***** SUPPLIED ENTRIES *****

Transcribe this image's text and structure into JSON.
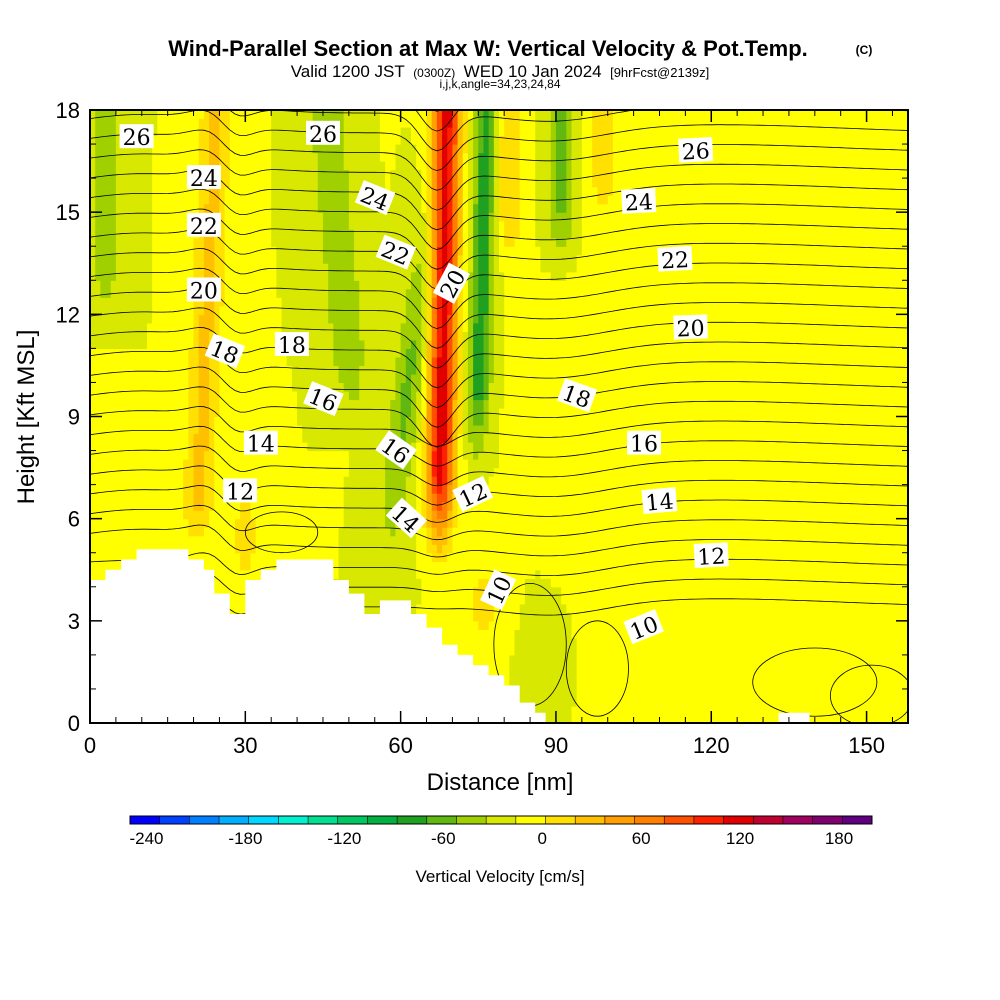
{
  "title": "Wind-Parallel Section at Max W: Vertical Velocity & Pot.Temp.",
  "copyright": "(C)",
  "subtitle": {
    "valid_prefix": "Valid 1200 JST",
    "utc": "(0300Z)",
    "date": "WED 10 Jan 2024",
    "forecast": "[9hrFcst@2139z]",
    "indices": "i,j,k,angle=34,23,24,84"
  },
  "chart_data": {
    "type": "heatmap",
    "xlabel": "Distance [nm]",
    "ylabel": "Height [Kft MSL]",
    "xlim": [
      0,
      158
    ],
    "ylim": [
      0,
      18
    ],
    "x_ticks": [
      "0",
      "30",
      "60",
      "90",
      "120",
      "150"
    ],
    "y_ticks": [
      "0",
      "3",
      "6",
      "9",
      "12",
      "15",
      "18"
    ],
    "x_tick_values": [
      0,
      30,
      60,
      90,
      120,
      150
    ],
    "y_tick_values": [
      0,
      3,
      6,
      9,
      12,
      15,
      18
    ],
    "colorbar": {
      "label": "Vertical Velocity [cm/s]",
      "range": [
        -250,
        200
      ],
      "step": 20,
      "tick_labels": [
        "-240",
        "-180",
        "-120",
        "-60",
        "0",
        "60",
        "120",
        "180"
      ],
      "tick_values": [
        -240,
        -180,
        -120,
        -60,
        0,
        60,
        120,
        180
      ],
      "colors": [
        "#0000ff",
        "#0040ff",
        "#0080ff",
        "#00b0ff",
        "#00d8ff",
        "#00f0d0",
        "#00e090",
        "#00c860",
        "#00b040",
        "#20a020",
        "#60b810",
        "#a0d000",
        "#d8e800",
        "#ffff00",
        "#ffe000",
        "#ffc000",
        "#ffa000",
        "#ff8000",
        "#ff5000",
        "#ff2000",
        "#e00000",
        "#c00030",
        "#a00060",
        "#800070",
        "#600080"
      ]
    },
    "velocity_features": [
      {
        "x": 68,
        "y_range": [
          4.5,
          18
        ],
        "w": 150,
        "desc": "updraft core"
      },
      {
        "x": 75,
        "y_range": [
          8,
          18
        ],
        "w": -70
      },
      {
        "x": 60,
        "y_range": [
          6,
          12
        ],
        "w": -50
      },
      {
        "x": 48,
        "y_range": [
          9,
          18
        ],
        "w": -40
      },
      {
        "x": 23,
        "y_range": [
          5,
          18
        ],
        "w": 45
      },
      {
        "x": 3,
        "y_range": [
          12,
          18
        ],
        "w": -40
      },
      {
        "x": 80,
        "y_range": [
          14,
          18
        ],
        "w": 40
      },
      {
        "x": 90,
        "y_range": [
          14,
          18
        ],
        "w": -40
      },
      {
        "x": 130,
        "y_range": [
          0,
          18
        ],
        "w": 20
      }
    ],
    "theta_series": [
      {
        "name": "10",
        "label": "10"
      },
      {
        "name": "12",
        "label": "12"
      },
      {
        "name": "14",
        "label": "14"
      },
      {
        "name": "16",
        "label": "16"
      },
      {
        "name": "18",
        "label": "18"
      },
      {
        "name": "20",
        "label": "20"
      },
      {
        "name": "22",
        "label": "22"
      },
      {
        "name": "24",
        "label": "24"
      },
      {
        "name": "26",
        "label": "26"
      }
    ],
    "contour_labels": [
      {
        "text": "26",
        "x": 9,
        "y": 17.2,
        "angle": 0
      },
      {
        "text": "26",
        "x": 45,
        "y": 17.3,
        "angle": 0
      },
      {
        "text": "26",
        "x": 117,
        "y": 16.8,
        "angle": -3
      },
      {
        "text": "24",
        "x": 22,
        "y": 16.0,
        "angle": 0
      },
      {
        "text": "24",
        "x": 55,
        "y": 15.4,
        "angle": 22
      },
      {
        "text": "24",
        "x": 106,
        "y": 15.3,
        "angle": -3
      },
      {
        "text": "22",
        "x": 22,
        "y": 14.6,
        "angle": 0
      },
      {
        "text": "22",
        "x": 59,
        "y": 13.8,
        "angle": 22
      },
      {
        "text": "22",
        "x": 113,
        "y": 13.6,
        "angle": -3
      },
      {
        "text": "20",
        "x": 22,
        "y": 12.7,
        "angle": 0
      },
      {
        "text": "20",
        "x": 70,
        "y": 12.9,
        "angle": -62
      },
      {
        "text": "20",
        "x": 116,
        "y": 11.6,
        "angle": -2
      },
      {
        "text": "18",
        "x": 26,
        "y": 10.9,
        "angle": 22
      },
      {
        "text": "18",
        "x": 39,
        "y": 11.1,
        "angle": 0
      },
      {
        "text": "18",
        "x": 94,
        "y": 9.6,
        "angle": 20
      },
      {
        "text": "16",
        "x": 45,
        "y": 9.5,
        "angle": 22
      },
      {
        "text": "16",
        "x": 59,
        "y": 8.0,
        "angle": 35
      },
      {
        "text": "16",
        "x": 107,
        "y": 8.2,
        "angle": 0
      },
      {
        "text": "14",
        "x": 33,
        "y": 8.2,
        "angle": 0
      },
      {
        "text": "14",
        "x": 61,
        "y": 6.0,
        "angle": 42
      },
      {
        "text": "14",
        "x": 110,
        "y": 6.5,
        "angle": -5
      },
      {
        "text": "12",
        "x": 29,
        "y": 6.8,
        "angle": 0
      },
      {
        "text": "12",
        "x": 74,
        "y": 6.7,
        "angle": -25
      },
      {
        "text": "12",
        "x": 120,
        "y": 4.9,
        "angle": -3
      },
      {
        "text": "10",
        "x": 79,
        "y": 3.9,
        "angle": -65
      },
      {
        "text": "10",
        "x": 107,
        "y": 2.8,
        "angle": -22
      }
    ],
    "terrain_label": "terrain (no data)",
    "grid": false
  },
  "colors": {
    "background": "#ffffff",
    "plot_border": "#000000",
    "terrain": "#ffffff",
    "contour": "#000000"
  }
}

*****

— WHAT NEEDS TO BE DONE —
Leave out the pictures and output every record above precisely as given.

— TASK ANSWER —
Transcribe this image's text and structure into JSON.
{
  "title": "Wind-Parallel Section at Max W: Vertical Velocity & Pot.Temp.",
  "copyright": "(C)",
  "subtitle": {
    "valid_prefix": "Valid 1200 JST",
    "utc": "(0300Z)",
    "date": "WED 10 Jan 2024",
    "forecast": "[9hrFcst@2139z]",
    "indices": "i,j,k,angle=34,23,24,84"
  },
  "chart_data": {
    "type": "heatmap",
    "xlabel": "Distance [nm]",
    "ylabel": "Height [Kft MSL]",
    "xlim": [
      0,
      158
    ],
    "ylim": [
      0,
      18
    ],
    "x_ticks": [
      "0",
      "30",
      "60",
      "90",
      "120",
      "150"
    ],
    "y_ticks": [
      "0",
      "3",
      "6",
      "9",
      "12",
      "15",
      "18"
    ],
    "x_tick_values": [
      0,
      30,
      60,
      90,
      120,
      150
    ],
    "y_tick_values": [
      0,
      3,
      6,
      9,
      12,
      15,
      18
    ],
    "colorbar": {
      "label": "Vertical Velocity [cm/s]",
      "range": [
        -250,
        200
      ],
      "step": 20,
      "tick_labels": [
        "-240",
        "-180",
        "-120",
        "-60",
        "0",
        "60",
        "120",
        "180"
      ],
      "tick_values": [
        -240,
        -180,
        -120,
        -60,
        0,
        60,
        120,
        180
      ],
      "colors": [
        "#0000ff",
        "#0040ff",
        "#0080ff",
        "#00b0ff",
        "#00d8ff",
        "#00f0d0",
        "#00e090",
        "#00c860",
        "#00b040",
        "#20a020",
        "#60b810",
        "#a0d000",
        "#d8e800",
        "#ffff00",
        "#ffe000",
        "#ffc000",
        "#ffa000",
        "#ff8000",
        "#ff5000",
        "#ff2000",
        "#e00000",
        "#c00030",
        "#a00060",
        "#800070",
        "#600080"
      ]
    },
    "velocity_features": [
      {
        "x": 68,
        "y_range": [
          4.5,
          18
        ],
        "w": 150,
        "desc": "updraft core"
      },
      {
        "x": 75,
        "y_range": [
          8,
          18
        ],
        "w": -70
      },
      {
        "x": 60,
        "y_range": [
          6,
          12
        ],
        "w": -50
      },
      {
        "x": 48,
        "y_range": [
          9,
          18
        ],
        "w": -40
      },
      {
        "x": 23,
        "y_range": [
          5,
          18
        ],
        "w": 45
      },
      {
        "x": 3,
        "y_range": [
          12,
          18
        ],
        "w": -40
      },
      {
        "x": 80,
        "y_range": [
          14,
          18
        ],
        "w": 40
      },
      {
        "x": 90,
        "y_range": [
          14,
          18
        ],
        "w": -40
      },
      {
        "x": 130,
        "y_range": [
          0,
          18
        ],
        "w": 20
      }
    ],
    "theta_series": [
      {
        "name": "10",
        "label": "10"
      },
      {
        "name": "12",
        "label": "12"
      },
      {
        "name": "14",
        "label": "14"
      },
      {
        "name": "16",
        "label": "16"
      },
      {
        "name": "18",
        "label": "18"
      },
      {
        "name": "20",
        "label": "20"
      },
      {
        "name": "22",
        "label": "22"
      },
      {
        "name": "24",
        "label": "24"
      },
      {
        "name": "26",
        "label": "26"
      }
    ],
    "contour_labels": [
      {
        "text": "26",
        "x": 9,
        "y": 17.2,
        "angle": 0
      },
      {
        "text": "26",
        "x": 45,
        "y": 17.3,
        "angle": 0
      },
      {
        "text": "26",
        "x": 117,
        "y": 16.8,
        "angle": -3
      },
      {
        "text": "24",
        "x": 22,
        "y": 16.0,
        "angle": 0
      },
      {
        "text": "24",
        "x": 55,
        "y": 15.4,
        "angle": 22
      },
      {
        "text": "24",
        "x": 106,
        "y": 15.3,
        "angle": -3
      },
      {
        "text": "22",
        "x": 22,
        "y": 14.6,
        "angle": 0
      },
      {
        "text": "22",
        "x": 59,
        "y": 13.8,
        "angle": 22
      },
      {
        "text": "22",
        "x": 113,
        "y": 13.6,
        "angle": -3
      },
      {
        "text": "20",
        "x": 22,
        "y": 12.7,
        "angle": 0
      },
      {
        "text": "20",
        "x": 70,
        "y": 12.9,
        "angle": -62
      },
      {
        "text": "20",
        "x": 116,
        "y": 11.6,
        "angle": -2
      },
      {
        "text": "18",
        "x": 26,
        "y": 10.9,
        "angle": 22
      },
      {
        "text": "18",
        "x": 39,
        "y": 11.1,
        "angle": 0
      },
      {
        "text": "18",
        "x": 94,
        "y": 9.6,
        "angle": 20
      },
      {
        "text": "16",
        "x": 45,
        "y": 9.5,
        "angle": 22
      },
      {
        "text": "16",
        "x": 59,
        "y": 8.0,
        "angle": 35
      },
      {
        "text": "16",
        "x": 107,
        "y": 8.2,
        "angle": 0
      },
      {
        "text": "14",
        "x": 33,
        "y": 8.2,
        "angle": 0
      },
      {
        "text": "14",
        "x": 61,
        "y": 6.0,
        "angle": 42
      },
      {
        "text": "14",
        "x": 110,
        "y": 6.5,
        "angle": -5
      },
      {
        "text": "12",
        "x": 29,
        "y": 6.8,
        "angle": 0
      },
      {
        "text": "12",
        "x": 74,
        "y": 6.7,
        "angle": -25
      },
      {
        "text": "12",
        "x": 120,
        "y": 4.9,
        "angle": -3
      },
      {
        "text": "10",
        "x": 79,
        "y": 3.9,
        "angle": -65
      },
      {
        "text": "10",
        "x": 107,
        "y": 2.8,
        "angle": -22
      }
    ],
    "terrain_label": "terrain (no data)",
    "grid": false
  },
  "colors": {
    "background": "#ffffff",
    "plot_border": "#000000",
    "terrain": "#ffffff",
    "contour": "#000000"
  }
}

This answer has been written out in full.